Work to do >> Every record here needs to be written out again exactly.

Available records >>

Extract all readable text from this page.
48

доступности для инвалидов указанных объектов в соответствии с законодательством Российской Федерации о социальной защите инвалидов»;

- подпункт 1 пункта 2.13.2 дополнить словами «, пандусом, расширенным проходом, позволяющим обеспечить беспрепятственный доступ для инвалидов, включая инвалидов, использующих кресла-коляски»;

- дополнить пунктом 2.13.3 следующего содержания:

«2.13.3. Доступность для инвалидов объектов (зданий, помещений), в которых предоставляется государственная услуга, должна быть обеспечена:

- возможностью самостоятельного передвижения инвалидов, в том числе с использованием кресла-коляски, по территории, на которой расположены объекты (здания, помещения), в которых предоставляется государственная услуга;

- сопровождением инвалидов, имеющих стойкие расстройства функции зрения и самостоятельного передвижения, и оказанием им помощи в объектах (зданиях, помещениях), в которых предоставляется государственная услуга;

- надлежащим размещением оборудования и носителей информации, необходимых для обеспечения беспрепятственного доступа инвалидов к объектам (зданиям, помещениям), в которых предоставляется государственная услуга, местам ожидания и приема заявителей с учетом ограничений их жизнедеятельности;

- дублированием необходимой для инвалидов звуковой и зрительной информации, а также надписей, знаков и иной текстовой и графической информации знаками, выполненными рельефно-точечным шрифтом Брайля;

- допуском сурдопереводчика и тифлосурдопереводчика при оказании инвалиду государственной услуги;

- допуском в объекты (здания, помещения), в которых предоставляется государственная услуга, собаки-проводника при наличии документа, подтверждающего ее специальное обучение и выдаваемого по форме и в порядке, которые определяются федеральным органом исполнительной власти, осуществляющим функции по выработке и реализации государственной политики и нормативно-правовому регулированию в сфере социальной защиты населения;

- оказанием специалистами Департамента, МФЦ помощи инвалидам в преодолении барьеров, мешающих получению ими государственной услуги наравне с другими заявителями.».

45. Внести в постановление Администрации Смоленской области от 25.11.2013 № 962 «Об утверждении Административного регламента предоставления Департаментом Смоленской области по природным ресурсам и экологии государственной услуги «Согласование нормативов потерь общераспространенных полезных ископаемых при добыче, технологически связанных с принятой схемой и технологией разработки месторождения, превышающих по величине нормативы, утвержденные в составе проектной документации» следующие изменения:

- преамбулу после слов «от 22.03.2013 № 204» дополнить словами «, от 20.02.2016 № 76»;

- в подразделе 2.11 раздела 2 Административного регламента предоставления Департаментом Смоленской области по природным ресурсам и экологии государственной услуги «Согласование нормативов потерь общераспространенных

Worked solution >>
Extract all readable text from this page.
48

доступности для инвалидов указанных объектов в соответствии с законодательством Российской Федерации о социальной защите инвалидов»;

- подпункт 1 пункта 2.13.2 дополнить словами «, пандусом, расширенным проходом, позволяющим обеспечить беспрепятственный доступ для инвалидов, включая инвалидов, использующих кресла-коляски»;

- дополнить пунктом 2.13.3 следующего содержания:

«2.13.3. Доступность для инвалидов объектов (зданий, помещений), в которых предоставляется государственная услуга, должна быть обеспечена:

- возможностью самостоятельного передвижения инвалидов, в том числе с использованием кресла-коляски, по территории, на которой расположены объекты (здания, помещения), в которых предоставляется государственная услуга;

- сопровождением инвалидов, имеющих стойкие расстройства функции зрения и самостоятельного передвижения, и оказанием им помощи в объектах (зданиях, помещениях), в которых предоставляется государственная услуга;

- надлежащим размещением оборудования и носителей информации, необходимых для обеспечения беспрепятственного доступа инвалидов к объектам (зданиям, помещениям), в которых предоставляется государственная услуга, местам ожидания и приема заявителей с учетом ограничений их жизнедеятельности;

- дублированием необходимой для инвалидов звуковой и зрительной информации, а также надписей, знаков и иной текстовой и графической информации знаками, выполненными рельефно-точечным шрифтом Брайля;

- допуском сурдопереводчика и тифлосурдопереводчика при оказании инвалиду государственной услуги;

- допуском в объекты (здания, помещения), в которых предоставляется государственная услуга, собаки-проводника при наличии документа, подтверждающего ее специальное обучение и выдаваемого по форме и в порядке, которые определяются федеральным органом исполнительной власти, осуществляющим функции по выработке и реализации государственной политики и нормативно-правовому регулированию в сфере социальной защиты населения;

- оказанием специалистами Департамента, МФЦ помощи инвалидам в преодолении барьеров, мешающих получению ими государственной услуги наравне с другими заявителями.».

45. Внести в постановление Администрации Смоленской области от 25.11.2013 № 962 «Об утверждении Административного регламента предоставления Департаментом Смоленской области по природным ресурсам и экологии государственной услуги «Согласование нормативов потерь общераспространенных полезных ископаемых при добыче, технологически связанных с принятой схемой и технологией разработки месторождения, превышающих по величине нормативы, утвержденные в составе проектной документации» следующие изменения:

- преамбулу после слов «от 22.03.2013 № 204» дополнить словами «, от 20.02.2016 № 76»;

- в подразделе 2.11 раздела 2 Административного регламента предоставления Департаментом Смоленской области по природным ресурсам и экологии государственной услуги «Согласование нормативов потерь общераспространенных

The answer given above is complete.